Había nacido, casi, con el siglo, en el año 1805. Su paso por Europa trajo al Río de la Plata las ideas románticas en bogas en el Viejo Continente. Y murió joven, a los 45 años, viviendo como exiliado del rosismo en la vecina orilla de Montevideo. Esteban Echeverría es uno de los fundadores de la literatura americana.

Ricardo de Titto / Especial para “La Nueva.”

   En 1851, año en el que el poder de Juan Manuel de Rosas será cuestionado abiertamente desde Entre Ríos por el gobernador Justo José de Urquiza y cuando la oposición alojada en Montevideo comenzaba a prepararse para la campaña final contra el “tirano”, murió el más romántico de los enemigos del rosismo. De algún modo adelantó su destino en diversos escritos como si un verdadero romántico.

**EXTRACTO DE DATOS:**
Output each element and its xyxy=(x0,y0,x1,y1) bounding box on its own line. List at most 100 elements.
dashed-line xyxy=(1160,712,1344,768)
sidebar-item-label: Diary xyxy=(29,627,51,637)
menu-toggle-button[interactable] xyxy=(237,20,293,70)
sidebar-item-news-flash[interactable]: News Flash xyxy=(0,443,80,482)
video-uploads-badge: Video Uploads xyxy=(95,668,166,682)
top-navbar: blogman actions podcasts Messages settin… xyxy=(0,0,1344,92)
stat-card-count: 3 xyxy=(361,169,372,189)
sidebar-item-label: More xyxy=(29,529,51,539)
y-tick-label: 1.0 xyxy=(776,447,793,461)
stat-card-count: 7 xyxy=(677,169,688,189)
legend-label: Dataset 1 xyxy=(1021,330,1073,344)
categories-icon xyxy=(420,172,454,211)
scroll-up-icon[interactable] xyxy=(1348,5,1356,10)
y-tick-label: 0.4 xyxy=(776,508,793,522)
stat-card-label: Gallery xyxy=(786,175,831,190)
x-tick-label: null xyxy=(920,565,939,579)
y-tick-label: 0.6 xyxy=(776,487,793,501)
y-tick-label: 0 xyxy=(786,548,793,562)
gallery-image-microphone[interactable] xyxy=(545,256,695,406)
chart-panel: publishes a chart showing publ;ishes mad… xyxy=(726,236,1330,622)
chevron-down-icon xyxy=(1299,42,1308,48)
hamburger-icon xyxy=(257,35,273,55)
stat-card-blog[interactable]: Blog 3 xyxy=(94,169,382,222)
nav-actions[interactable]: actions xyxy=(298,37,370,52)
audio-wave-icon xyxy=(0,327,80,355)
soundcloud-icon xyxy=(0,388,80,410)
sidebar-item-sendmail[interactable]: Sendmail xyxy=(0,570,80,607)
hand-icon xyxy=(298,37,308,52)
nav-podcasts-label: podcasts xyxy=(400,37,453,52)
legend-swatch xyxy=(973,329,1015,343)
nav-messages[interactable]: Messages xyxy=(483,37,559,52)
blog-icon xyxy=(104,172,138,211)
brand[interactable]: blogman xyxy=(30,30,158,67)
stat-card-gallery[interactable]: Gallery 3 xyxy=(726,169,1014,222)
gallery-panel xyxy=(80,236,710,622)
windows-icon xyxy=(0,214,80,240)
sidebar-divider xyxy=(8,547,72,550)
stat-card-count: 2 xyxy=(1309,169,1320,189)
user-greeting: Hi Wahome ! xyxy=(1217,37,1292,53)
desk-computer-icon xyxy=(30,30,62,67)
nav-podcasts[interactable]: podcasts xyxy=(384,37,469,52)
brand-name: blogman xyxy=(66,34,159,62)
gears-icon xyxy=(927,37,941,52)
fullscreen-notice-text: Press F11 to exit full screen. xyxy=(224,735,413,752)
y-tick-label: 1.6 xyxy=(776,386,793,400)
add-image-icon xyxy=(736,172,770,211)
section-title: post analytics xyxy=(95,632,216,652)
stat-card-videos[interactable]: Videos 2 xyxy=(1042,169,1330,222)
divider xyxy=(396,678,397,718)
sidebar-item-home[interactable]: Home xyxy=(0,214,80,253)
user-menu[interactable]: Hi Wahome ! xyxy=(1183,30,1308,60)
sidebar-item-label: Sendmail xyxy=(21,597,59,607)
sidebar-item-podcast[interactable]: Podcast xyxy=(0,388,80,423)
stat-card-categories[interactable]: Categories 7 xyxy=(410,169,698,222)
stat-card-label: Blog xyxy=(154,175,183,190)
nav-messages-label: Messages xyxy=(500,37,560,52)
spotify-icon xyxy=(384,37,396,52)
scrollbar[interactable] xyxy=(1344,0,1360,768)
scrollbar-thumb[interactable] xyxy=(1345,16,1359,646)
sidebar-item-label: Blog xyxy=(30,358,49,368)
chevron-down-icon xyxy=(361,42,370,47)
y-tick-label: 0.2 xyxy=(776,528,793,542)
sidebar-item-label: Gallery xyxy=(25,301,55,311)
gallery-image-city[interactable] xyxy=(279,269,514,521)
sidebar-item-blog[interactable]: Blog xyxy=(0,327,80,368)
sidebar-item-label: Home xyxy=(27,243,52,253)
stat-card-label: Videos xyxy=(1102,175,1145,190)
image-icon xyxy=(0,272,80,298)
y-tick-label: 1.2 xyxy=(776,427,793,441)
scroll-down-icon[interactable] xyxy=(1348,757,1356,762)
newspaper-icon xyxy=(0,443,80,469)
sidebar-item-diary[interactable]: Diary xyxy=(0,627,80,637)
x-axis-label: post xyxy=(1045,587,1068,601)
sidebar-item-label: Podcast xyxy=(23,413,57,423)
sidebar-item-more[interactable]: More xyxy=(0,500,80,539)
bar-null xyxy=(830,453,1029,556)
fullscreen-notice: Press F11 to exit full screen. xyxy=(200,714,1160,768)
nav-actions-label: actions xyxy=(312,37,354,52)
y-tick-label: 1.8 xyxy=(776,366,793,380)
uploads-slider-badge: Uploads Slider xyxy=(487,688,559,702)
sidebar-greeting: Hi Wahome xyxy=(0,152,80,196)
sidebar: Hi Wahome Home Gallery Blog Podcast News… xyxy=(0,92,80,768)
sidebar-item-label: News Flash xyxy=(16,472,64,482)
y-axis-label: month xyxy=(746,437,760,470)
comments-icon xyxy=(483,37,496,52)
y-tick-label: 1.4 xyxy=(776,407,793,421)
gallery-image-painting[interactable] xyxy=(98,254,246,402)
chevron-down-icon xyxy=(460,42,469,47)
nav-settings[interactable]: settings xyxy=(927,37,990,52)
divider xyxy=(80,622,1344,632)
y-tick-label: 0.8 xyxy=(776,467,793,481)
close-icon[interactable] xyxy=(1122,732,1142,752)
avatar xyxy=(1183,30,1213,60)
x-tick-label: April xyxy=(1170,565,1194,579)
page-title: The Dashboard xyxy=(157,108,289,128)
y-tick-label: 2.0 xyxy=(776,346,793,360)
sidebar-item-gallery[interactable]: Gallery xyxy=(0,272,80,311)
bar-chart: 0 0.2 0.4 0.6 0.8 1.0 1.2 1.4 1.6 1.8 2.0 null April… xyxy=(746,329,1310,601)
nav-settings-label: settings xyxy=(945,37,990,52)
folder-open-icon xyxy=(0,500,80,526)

--

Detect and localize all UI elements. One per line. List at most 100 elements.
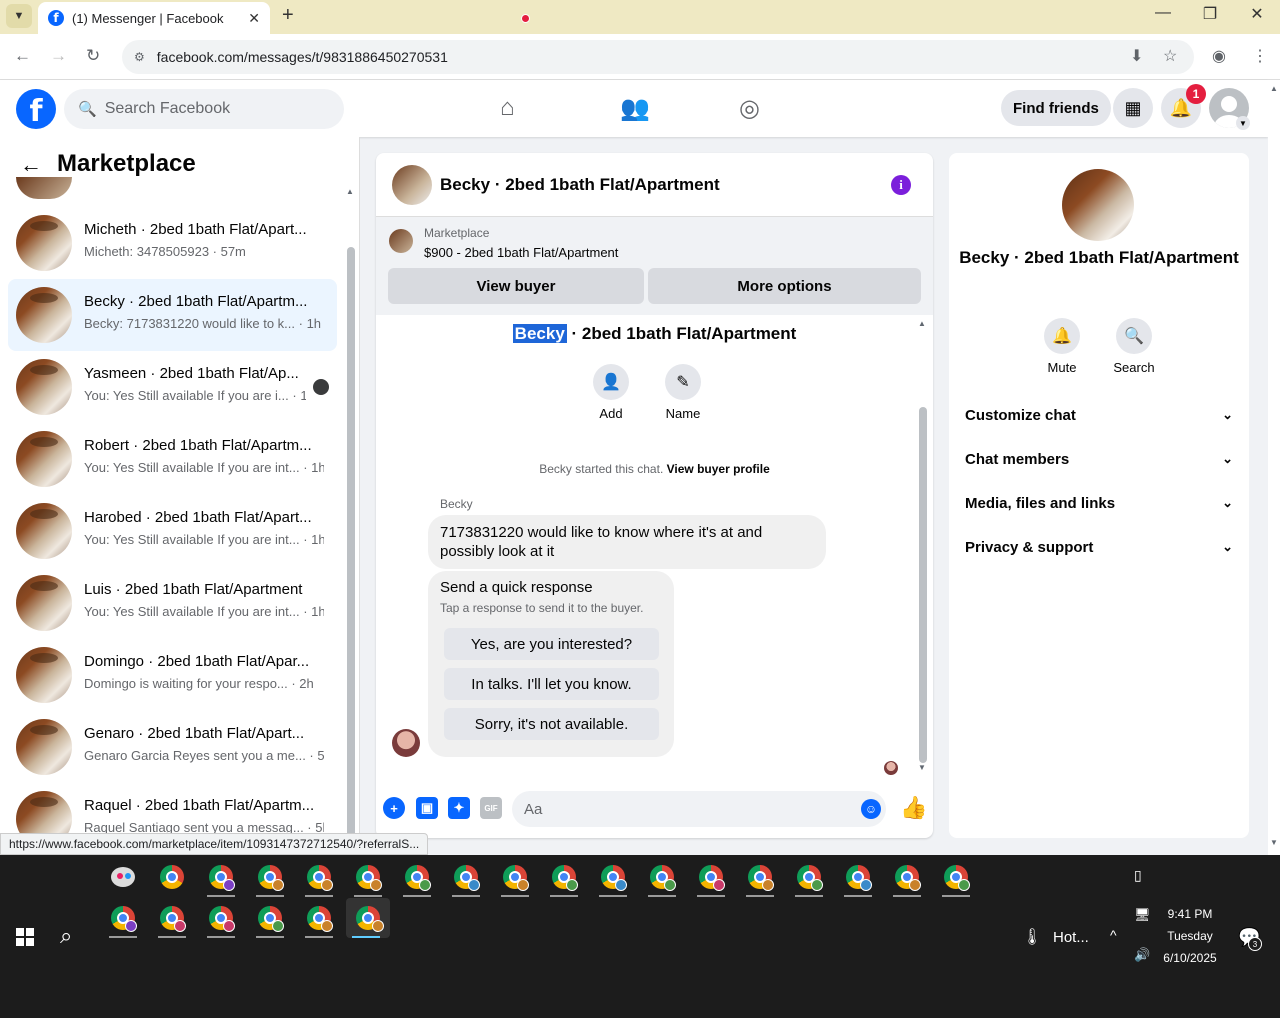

**CONSIGNA A:** Según el texto sobre Esteban Echeverría, ¿por qué murió en Montevideo? Responde en una o dos oraciones.
**CONSIGNA B:** Prosigue el texto sobre Esteban Echeverría a partir de su última oración.

**RESULTADO A:** Murió en Montevideo porque vivía allí, en la vecina orilla, como exiliado del rosismo.

**RESULTADO B:**
   Esteban Echeverría fue un hombre clave de la llamada “Generación del ’37”. Había sido uno de los primeros estudiantes de la Universidad de Buenos Aires, en 1822 y, entre 1825 y 1829, viajó por Europa y conoció –de rigor– París y Londres. A su regreso, con la firma de “Un joven argentino”, publicó dos poemas en La Gaceta Mercantil, “El regreso” y “En celebridad de Mayo”. La figura de Rosas estaba en pleno ascenso cuando Echeverría termina su primera obra romántica publicada en el Río de la Plata, Elvira o La novia del Plata. Su ropa, sus costumbres, sus ideas, le hacen conquistar un lugar en la sociedad rioplatense, posición que consolida cuando, en 1837, publica Rimas, un libro de poemas que incluye “La Cautiva” y con el que logra un gran éxito. A instancias del librero Marcos Sastre, se funda entonces el Salón Literario, de vida efímera: la librería es clausurada y sus libros, rematados. Para dar continuidad al proyecto se funda la Asociación de Mayo, y Echeverría es designado su presidente. En el acto de fundación lee las “Palabras simbólicas” –que se harán célebres–, base del Dogma Socialista de Mayo. El momento era difícil, coincidía con el comienzo del primer bloqueo francés y con el intento de los unitarios por recuperar el poder, que culmina, en el año 1840, con una intensificación de la represión a los opositores.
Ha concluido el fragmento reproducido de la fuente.